AUFGABENSTELLUNG -> Nenne alle Tätigkeiten, die Christian in seinem Kommentar im Seitentext als private Hilfe für Freunde aufzählt.

SEITENTEXT ->
Honorar dem Kunden überlassen?

Ich bin im Newsletter-Verteiler von Martin Röll. In ganz unregelmäßigen Abständen informiert er darüber, was er gerade so macht oder was so ansteht. Vor einigen Tagen kam mal wieder einer. Darin bewirbt er u.a. eine Neuauflage seines Seminars “Consulting Verkaufen”. Ich hab auf den Link zur dazugehörigen Website geklickt und gelesen. Unter dem Stichwort `Honorar` ist dort zu lesen:

Mein Honorar liegt in ihrem freien Ermessen. Ich empfehle einen Betrag zwischen 600 und 1200 Euro.

Und nun frage ich mich: Ist das eine gute Idee? Klar, Martin Röll wird kalkuliert haben, 600 braucht er mindestens, 1200 wäre der Mercedes, und vermutlich werden die meisten 800 zahlen, weil niemand als Wenigzahler gelten möchte… So gesehen, eine gute Idee.

Aber ist das gut und richtig so?

 

Für mich hat das was von einem Basar. Also ich weiß ganz genau, was welche meine Leistungen kostet. Das heißt nicht, dass ich nicht mal entgegen komme oder zu Verhandlungen bereit bin. Aber eine angebotene und somit ja einkalkulierte Differenz von 600 Euro finde ich schon seltsam. Wenn man so verfährt – und es sich leisten kann! – dann sollte man auch wirklich dem Kunden das Zepter übergeben und sagen:

Zahlen Sie, was es Ihnen wert ist.

Das aber kann sich vermutlich kaum jemand leisten… 

11 Kommentare
  1. Christian sagte:

    Die Bezahlung dem Kunden ganz zu überlassen ist zwar irgendwie ene schöne Idee, weil sie dem Kunden ja auch dazu bringt, sich mit dem Wert der Leistung wirklich auseinander zu setzen – bei manchen Kunden wünsche ich mir das schon mal – aber auch ziemlich mutig.

    Ich mache das im privaten Bereich, wenn mich Freunde ansprechen, ob ich ihnen “mal eben” was helfen kann. Laptop installieren, Fotos machen, WLAN einrichten oder so.
    Das sind dann Menschen, die sich die Stunden, die ich bei ihnen verbringe oft nicht leisten könnten.

EINTRÄGE ->

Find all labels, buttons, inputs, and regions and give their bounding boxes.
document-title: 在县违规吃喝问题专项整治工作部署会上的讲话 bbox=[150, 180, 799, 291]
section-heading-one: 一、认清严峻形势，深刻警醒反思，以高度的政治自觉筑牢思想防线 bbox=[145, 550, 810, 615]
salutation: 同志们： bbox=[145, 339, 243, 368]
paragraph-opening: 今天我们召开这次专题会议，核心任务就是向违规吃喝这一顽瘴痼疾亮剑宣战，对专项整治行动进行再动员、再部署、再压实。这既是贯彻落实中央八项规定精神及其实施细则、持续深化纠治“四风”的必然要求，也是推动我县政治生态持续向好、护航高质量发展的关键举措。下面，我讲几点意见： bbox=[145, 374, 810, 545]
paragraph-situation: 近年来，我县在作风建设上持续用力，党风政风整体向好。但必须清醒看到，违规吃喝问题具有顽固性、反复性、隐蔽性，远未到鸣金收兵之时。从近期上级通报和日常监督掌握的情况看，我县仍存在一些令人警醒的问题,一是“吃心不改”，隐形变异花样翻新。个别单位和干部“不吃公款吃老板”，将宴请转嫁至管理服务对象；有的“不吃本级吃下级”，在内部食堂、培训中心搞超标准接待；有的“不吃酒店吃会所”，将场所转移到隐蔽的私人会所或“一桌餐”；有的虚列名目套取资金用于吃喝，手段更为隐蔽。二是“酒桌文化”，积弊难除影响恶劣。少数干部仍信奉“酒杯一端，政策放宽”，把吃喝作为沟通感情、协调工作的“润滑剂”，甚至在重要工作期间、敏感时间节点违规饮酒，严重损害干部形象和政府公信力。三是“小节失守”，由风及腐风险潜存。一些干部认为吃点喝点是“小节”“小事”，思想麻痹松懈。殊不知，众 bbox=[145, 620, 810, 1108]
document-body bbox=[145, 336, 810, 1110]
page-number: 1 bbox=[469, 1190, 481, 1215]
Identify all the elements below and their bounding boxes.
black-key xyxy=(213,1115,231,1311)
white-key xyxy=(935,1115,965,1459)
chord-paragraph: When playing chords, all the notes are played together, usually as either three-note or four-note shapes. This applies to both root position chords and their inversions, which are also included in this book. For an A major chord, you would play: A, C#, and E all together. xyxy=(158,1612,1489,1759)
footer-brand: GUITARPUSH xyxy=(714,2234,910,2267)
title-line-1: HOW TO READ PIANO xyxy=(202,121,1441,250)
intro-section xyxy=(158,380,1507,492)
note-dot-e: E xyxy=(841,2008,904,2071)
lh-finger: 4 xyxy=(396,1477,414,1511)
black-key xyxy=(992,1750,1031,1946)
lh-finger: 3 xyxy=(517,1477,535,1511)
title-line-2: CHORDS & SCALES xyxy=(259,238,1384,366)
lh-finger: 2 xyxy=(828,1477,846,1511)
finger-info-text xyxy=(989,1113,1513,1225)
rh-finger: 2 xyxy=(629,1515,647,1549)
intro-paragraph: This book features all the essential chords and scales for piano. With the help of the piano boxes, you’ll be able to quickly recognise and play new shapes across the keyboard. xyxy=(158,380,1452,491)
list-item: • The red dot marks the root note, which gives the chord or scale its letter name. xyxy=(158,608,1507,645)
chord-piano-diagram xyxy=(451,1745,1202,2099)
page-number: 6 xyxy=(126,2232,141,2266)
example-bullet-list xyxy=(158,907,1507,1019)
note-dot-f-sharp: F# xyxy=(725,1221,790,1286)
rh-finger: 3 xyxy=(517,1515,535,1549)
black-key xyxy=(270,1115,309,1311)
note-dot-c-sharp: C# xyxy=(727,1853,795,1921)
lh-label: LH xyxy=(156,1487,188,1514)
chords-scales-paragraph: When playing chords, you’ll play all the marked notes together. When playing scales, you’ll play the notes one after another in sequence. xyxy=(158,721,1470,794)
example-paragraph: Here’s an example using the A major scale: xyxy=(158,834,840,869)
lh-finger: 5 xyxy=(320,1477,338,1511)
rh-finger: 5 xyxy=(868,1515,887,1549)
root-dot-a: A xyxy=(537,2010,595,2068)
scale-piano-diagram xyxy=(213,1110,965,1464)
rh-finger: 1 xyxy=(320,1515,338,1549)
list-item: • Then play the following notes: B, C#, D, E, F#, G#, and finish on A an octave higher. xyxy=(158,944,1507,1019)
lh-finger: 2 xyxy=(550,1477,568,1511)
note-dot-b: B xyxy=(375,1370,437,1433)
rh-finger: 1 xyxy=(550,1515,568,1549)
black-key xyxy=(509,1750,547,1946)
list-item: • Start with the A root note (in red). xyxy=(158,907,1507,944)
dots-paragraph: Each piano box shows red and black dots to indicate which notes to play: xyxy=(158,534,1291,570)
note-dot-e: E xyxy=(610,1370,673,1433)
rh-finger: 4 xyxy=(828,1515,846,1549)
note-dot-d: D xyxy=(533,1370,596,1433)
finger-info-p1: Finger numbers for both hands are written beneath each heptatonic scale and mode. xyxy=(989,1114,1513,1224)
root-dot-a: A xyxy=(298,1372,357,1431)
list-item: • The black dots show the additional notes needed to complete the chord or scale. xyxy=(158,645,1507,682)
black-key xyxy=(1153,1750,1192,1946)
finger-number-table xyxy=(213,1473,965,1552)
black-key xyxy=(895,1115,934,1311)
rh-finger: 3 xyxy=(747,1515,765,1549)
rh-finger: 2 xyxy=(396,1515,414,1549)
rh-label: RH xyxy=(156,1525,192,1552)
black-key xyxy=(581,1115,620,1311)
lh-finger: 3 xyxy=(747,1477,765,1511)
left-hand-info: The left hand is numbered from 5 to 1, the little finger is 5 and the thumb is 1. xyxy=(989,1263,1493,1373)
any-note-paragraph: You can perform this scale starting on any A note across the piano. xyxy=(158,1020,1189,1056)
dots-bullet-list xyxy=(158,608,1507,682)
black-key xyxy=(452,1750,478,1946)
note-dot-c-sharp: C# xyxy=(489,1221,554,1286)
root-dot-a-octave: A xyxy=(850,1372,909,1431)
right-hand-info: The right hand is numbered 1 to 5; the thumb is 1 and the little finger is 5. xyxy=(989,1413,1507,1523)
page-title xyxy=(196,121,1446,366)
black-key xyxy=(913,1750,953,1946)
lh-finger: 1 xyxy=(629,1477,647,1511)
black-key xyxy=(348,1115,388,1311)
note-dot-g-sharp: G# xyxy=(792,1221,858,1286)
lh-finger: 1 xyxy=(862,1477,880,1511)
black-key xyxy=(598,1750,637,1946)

GELÖSTE AUFGABE ->
- Laptop installieren
- Fotos machen
- WLAN einrichten